▶ **Task goal**
Gather up all lines that carry the word "создается".

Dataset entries
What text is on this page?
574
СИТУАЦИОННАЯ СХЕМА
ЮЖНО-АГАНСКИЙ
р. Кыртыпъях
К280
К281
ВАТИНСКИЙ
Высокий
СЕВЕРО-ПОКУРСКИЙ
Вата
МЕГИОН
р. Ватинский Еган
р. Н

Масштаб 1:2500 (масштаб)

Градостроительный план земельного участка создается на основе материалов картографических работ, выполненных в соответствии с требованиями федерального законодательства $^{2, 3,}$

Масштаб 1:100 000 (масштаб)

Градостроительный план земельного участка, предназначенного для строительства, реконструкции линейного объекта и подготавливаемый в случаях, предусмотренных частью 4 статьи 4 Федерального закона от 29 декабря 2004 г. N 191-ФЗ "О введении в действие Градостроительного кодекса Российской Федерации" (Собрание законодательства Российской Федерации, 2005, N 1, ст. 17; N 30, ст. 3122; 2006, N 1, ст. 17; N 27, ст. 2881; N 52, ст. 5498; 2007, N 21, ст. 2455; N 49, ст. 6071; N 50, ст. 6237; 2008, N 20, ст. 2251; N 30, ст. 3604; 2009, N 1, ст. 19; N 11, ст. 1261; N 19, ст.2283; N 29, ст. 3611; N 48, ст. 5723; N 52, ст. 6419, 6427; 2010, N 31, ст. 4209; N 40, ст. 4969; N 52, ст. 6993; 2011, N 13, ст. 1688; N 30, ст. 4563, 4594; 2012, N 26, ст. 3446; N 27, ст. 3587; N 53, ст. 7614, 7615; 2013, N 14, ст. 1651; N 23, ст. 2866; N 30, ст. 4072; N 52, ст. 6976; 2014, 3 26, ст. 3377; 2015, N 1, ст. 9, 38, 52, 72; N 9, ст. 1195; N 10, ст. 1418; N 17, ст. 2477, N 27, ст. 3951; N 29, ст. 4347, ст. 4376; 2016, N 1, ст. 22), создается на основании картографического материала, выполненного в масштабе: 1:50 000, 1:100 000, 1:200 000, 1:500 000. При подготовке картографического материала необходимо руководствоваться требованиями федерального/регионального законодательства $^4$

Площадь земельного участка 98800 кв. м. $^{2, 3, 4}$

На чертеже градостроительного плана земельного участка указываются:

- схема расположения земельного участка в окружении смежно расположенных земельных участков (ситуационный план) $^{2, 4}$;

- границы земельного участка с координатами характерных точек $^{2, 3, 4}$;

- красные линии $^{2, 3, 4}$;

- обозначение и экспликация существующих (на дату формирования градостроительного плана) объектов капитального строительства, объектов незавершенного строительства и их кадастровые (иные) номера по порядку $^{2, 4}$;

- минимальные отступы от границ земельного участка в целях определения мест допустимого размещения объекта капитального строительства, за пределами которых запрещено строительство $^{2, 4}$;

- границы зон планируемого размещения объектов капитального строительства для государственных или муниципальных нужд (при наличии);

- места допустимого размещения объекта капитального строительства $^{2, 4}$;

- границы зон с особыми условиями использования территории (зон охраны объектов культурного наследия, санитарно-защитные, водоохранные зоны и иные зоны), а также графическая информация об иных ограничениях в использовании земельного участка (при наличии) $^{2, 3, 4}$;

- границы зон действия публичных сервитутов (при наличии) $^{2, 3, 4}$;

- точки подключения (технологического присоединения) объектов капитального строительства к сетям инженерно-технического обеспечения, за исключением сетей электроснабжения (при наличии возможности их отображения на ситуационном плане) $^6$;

▶ **Problem solution**
Градостроительный план земельного участка создается на основе материалов картографических работ, выполненных в соответствии с требованиями федерального законодательства $^{2, 3,}$
Градостроительный план земельного участка, предназначенного для строительства, реконструкции линейного объекта и подготавливаемый в случаях, предусмотренных частью 4 статьи 4 Федерального закона от 29 декабря 2004 г. N 191-ФЗ "О введении в действие Градостроительного кодекса Российской Федерации" (Собрание законодательства Российской Федерации, 2005, N 1, ст. 17; N 30, ст. 3122; 2006, N 1, ст. 17; N 27, ст. 2881; N 52, ст. 5498; 2007, N 21, ст. 2455; N 49, ст. 6071; N 50, ст. 6237; 2008, N 20, ст. 2251; N 30, ст. 3604; 2009, N 1, ст. 19; N 11, ст. 1261; N 19, ст.2283; N 29, ст. 3611; N 48, ст. 5723; N 52, ст. 6419, 6427; 2010, N 31, ст. 4209; N 40, ст. 4969; N 52, ст. 6993; 2011, N 13, ст. 1688; N 30, ст. 4563, 4594; 2012, N 26, ст. 3446; N 27, ст. 3587; N 53, ст. 7614, 7615; 2013, N 14, ст. 1651; N 23, ст. 2866; N 30, ст. 4072; N 52, ст. 6976; 2014, 3 26, ст. 3377; 2015, N 1, ст. 9, 38, 52, 72; N 9, ст. 1195; N 10, ст. 1418; N 17, ст. 2477, N 27, ст. 3951; N 29, ст. 4347, ст. 4376; 2016, N 1, ст. 22), создается на основании картографического материала, выполненного в масштабе: 1:50 000, 1:100 000, 1:200 000, 1:500 000. При подготовке картографического материала необходимо руководствоваться требованиями федерального/регионального законодательства $^4$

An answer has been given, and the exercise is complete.